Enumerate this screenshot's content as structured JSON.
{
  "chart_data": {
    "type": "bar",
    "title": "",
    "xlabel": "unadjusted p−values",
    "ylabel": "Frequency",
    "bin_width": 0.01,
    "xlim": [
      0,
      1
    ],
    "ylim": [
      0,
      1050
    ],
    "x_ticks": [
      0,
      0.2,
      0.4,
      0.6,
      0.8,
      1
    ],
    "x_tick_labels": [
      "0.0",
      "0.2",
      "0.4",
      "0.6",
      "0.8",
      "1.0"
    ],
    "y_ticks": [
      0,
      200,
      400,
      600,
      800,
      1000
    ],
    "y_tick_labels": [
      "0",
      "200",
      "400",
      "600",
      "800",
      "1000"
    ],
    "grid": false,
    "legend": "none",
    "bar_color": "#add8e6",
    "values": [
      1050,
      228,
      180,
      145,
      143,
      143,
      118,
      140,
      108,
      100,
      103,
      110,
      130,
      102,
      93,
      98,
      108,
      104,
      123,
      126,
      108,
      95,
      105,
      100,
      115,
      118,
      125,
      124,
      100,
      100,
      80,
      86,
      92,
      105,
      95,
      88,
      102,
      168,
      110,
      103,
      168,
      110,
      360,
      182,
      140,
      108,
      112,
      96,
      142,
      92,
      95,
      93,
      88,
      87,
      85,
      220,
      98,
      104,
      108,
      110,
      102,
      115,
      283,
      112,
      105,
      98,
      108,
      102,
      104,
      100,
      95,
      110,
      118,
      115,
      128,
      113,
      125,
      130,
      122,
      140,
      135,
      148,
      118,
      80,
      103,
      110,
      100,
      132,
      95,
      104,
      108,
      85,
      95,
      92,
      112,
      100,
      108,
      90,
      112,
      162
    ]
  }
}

========================================

TASK STATEMENT: Transcribe all of the lines in the records precisely.

PROBLEM SOLUTION:
Enumerate this screenshot's content as structured JSON.
{
  "chart_data": {
    "type": "bar",
    "title": "",
    "xlabel": "unadjusted p−values",
    "ylabel": "Frequency",
    "bin_width": 0.01,
    "xlim": [
      0,
      1
    ],
    "ylim": [
      0,
      1050
    ],
    "x_ticks": [
      0,
      0.2,
      0.4,
      0.6,
      0.8,
      1
    ],
    "x_tick_labels": [
      "0.0",
      "0.2",
      "0.4",
      "0.6",
      "0.8",
      "1.0"
    ],
    "y_ticks": [
      0,
      200,
      400,
      600,
      800,
      1000
    ],
    "y_tick_labels": [
      "0",
      "200",
      "400",
      "600",
      "800",
      "1000"
    ],
    "grid": false,
    "legend": "none",
    "bar_color": "#add8e6",
    "values": [
      1050,
      228,
      180,
      145,
      143,
      143,
      118,
      140,
      108,
      100,
      103,
      110,
      130,
      102,
      93,
      98,
      108,
      104,
      123,
      126,
      108,
      95,
      105,
      100,
      115,
      118,
      125,
      124,
      100,
      100,
      80,
      86,
      92,
      105,
      95,
      88,
      102,
      168,
      110,
      103,
      168,
      110,
      360,
      182,
      140,
      108,
      112,
      96,
      142,
      92,
      95,
      93,
      88,
      87,
      85,
      220,
      98,
      104,
      108,
      110,
      102,
      115,
      283,
      112,
      105,
      98,
      108,
      102,
      104,
      100,
      95,
      110,
      118,
      115,
      128,
      113,
      125,
      130,
      122,
      140,
      135,
      148,
      118,
      80,
      103,
      110,
      100,
      132,
      95,
      104,
      108,
      85,
      95,
      92,
      112,
      100,
      108,
      90,
      112,
      162
    ]
  }
}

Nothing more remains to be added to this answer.